§ **Task**
Your task is to output the data exactly as it stands.

§ **Data**

>>>

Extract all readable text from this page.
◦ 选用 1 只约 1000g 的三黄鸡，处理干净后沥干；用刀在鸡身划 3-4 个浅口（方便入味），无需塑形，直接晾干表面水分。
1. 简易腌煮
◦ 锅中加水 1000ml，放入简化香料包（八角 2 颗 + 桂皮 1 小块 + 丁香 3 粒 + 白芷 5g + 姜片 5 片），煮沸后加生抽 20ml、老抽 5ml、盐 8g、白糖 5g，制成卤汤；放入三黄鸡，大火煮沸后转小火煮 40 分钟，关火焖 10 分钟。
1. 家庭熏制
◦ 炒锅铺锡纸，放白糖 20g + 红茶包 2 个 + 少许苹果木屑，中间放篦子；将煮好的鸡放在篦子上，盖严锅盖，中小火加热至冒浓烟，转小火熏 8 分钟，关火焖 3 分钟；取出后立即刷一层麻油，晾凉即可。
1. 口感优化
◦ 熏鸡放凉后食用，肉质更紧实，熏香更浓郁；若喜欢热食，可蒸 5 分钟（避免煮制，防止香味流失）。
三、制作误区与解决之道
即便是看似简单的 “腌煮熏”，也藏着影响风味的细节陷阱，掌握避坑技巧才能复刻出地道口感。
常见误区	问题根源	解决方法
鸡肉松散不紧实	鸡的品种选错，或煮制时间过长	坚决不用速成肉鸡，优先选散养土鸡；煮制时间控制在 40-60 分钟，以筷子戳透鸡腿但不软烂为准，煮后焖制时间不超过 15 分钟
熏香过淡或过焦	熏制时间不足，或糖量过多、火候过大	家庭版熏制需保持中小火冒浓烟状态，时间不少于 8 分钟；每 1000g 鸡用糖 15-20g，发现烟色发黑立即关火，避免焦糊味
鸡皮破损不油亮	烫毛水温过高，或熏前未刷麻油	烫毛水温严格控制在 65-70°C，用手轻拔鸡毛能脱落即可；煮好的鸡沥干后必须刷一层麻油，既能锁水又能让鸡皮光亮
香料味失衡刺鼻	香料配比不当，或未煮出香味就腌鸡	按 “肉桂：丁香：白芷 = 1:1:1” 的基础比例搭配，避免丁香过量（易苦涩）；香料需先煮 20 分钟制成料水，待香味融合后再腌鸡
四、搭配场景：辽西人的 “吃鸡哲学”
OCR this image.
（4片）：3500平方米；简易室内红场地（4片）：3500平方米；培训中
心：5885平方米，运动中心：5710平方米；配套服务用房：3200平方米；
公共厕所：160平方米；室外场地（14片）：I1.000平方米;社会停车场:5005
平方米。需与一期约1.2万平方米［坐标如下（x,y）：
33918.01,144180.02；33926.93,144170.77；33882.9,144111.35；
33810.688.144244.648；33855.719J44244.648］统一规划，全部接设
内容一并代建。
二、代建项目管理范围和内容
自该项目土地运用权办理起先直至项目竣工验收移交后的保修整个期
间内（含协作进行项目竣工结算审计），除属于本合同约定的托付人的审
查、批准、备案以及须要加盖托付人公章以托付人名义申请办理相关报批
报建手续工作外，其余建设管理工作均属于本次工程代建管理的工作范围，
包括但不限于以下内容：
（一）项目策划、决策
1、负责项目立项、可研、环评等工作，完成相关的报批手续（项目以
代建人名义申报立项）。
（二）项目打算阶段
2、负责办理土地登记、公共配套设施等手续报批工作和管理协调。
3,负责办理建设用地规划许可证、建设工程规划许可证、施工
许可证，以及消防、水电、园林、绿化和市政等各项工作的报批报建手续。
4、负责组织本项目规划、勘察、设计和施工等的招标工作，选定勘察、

<<<

§ **Solution to this task**
Extract all readable text from this page.
◦ 选用 1 只约 1000g 的三黄鸡，处理干净后沥干；用刀在鸡身划 3-4 个浅口（方便入味），无需塑形，直接晾干表面水分。
1. 简易腌煮
◦ 锅中加水 1000ml，放入简化香料包（八角 2 颗 + 桂皮 1 小块 + 丁香 3 粒 + 白芷 5g + 姜片 5 片），煮沸后加生抽 20ml、老抽 5ml、盐 8g、白糖 5g，制成卤汤；放入三黄鸡，大火煮沸后转小火煮 40 分钟，关火焖 10 分钟。
1. 家庭熏制
◦ 炒锅铺锡纸，放白糖 20g + 红茶包 2 个 + 少许苹果木屑，中间放篦子；将煮好的鸡放在篦子上，盖严锅盖，中小火加热至冒浓烟，转小火熏 8 分钟，关火焖 3 分钟；取出后立即刷一层麻油，晾凉即可。
1. 口感优化
◦ 熏鸡放凉后食用，肉质更紧实，熏香更浓郁；若喜欢热食，可蒸 5 分钟（避免煮制，防止香味流失）。
三、制作误区与解决之道
即便是看似简单的 “腌煮熏”，也藏着影响风味的细节陷阱，掌握避坑技巧才能复刻出地道口感。
常见误区	问题根源	解决方法
鸡肉松散不紧实	鸡的品种选错，或煮制时间过长	坚决不用速成肉鸡，优先选散养土鸡；煮制时间控制在 40-60 分钟，以筷子戳透鸡腿但不软烂为准，煮后焖制时间不超过 15 分钟
熏香过淡或过焦	熏制时间不足，或糖量过多、火候过大	家庭版熏制需保持中小火冒浓烟状态，时间不少于 8 分钟；每 1000g 鸡用糖 15-20g，发现烟色发黑立即关火，避免焦糊味
鸡皮破损不油亮	烫毛水温过高，或熏前未刷麻油	烫毛水温严格控制在 65-70°C，用手轻拔鸡毛能脱落即可；煮好的鸡沥干后必须刷一层麻油，既能锁水又能让鸡皮光亮
香料味失衡刺鼻	香料配比不当，或未煮出香味就腌鸡	按 “肉桂：丁香：白芷 = 1:1:1” 的基础比例搭配，避免丁香过量（易苦涩）；香料需先煮 20 分钟制成料水，待香味融合后再腌鸡
四、搭配场景：辽西人的 “吃鸡哲学”
OCR this image.
（4片）：3500平方米；简易室内红场地（4片）：3500平方米；培训中
心：5885平方米，运动中心：5710平方米；配套服务用房：3200平方米；
公共厕所：160平方米；室外场地（14片）：I1.000平方米;社会停车场:5005
平方米。需与一期约1.2万平方米［坐标如下（x,y）：
33918.01,144180.02；33926.93,144170.77；33882.9,144111.35；
33810.688.144244.648；33855.719J44244.648］统一规划，全部接设
内容一并代建。
二、代建项目管理范围和内容
自该项目土地运用权办理起先直至项目竣工验收移交后的保修整个期
间内（含协作进行项目竣工结算审计），除属于本合同约定的托付人的审
查、批准、备案以及须要加盖托付人公章以托付人名义申请办理相关报批
报建手续工作外，其余建设管理工作均属于本次工程代建管理的工作范围，
包括但不限于以下内容：
（一）项目策划、决策
1、负责项目立项、可研、环评等工作，完成相关的报批手续（项目以
代建人名义申报立项）。
（二）项目打算阶段
2、负责办理土地登记、公共配套设施等手续报批工作和管理协调。
3,负责办理建设用地规划许可证、建设工程规划许可证、施工
许可证，以及消防、水电、园林、绿化和市政等各项工作的报批报建手续。
4、负责组织本项目规划、勘察、设计和施工等的招标工作，选定勘察、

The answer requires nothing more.